- EXERCISE GOAL: Reproduce every entry below precisely; do not include the pictures.

- MATERIAL PROVIDED:
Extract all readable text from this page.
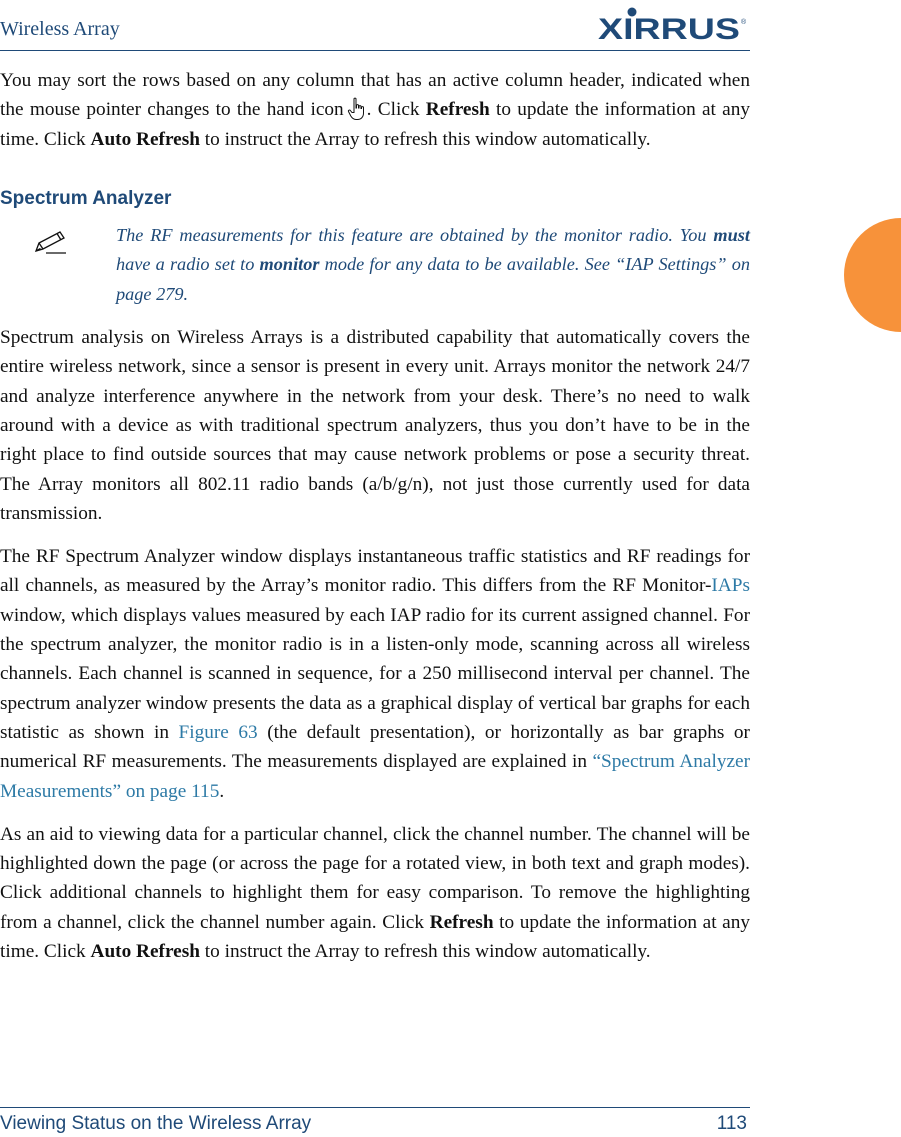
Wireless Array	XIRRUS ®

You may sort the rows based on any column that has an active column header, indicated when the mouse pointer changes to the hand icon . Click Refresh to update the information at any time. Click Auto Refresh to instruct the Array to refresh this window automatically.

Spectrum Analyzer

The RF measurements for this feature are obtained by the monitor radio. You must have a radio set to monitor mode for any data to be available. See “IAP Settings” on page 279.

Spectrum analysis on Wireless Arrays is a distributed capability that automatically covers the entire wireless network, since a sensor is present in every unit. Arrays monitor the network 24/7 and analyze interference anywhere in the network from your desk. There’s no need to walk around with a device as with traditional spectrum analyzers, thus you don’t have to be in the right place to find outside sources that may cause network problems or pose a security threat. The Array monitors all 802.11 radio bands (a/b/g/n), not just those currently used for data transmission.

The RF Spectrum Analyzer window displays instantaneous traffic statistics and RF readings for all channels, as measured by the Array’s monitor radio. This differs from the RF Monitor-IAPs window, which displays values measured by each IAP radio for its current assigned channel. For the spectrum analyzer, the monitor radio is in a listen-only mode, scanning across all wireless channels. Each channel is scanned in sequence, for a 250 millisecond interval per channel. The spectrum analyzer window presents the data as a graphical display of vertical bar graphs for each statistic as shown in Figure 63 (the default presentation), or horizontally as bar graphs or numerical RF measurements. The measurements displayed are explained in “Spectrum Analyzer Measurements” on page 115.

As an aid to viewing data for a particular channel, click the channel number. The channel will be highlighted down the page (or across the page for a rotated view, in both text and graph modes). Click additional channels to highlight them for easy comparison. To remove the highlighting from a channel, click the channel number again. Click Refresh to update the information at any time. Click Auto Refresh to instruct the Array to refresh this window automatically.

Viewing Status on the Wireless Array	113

- RESULT BELOW:
Extract all readable text from this page.
Wireless Array	XIRRUS ®

You may sort the rows based on any column that has an active column header, indicated when the mouse pointer changes to the hand icon . Click Refresh to update the information at any time. Click Auto Refresh to instruct the Array to refresh this window automatically.

Spectrum Analyzer

The RF measurements for this feature are obtained by the monitor radio. You must have a radio set to monitor mode for any data to be available. See “IAP Settings” on page 279.

Spectrum analysis on Wireless Arrays is a distributed capability that automatically covers the entire wireless network, since a sensor is present in every unit. Arrays monitor the network 24/7 and analyze interference anywhere in the network from your desk. There’s no need to walk around with a device as with traditional spectrum analyzers, thus you don’t have to be in the right place to find outside sources that may cause network problems or pose a security threat. The Array monitors all 802.11 radio bands (a/b/g/n), not just those currently used for data transmission.

The RF Spectrum Analyzer window displays instantaneous traffic statistics and RF readings for all channels, as measured by the Array’s monitor radio. This differs from the RF Monitor-IAPs window, which displays values measured by each IAP radio for its current assigned channel. For the spectrum analyzer, the monitor radio is in a listen-only mode, scanning across all wireless channels. Each channel is scanned in sequence, for a 250 millisecond interval per channel. The spectrum analyzer window presents the data as a graphical display of vertical bar graphs for each statistic as shown in Figure 63 (the default presentation), or horizontally as bar graphs or numerical RF measurements. The measurements displayed are explained in “Spectrum Analyzer Measurements” on page 115.

As an aid to viewing data for a particular channel, click the channel number. The channel will be highlighted down the page (or across the page for a rotated view, in both text and graph modes). Click additional channels to highlight them for easy comparison. To remove the highlighting from a channel, click the channel number again. Click Refresh to update the information at any time. Click Auto Refresh to instruct the Array to refresh this window automatically.

Viewing Status on the Wireless Array	113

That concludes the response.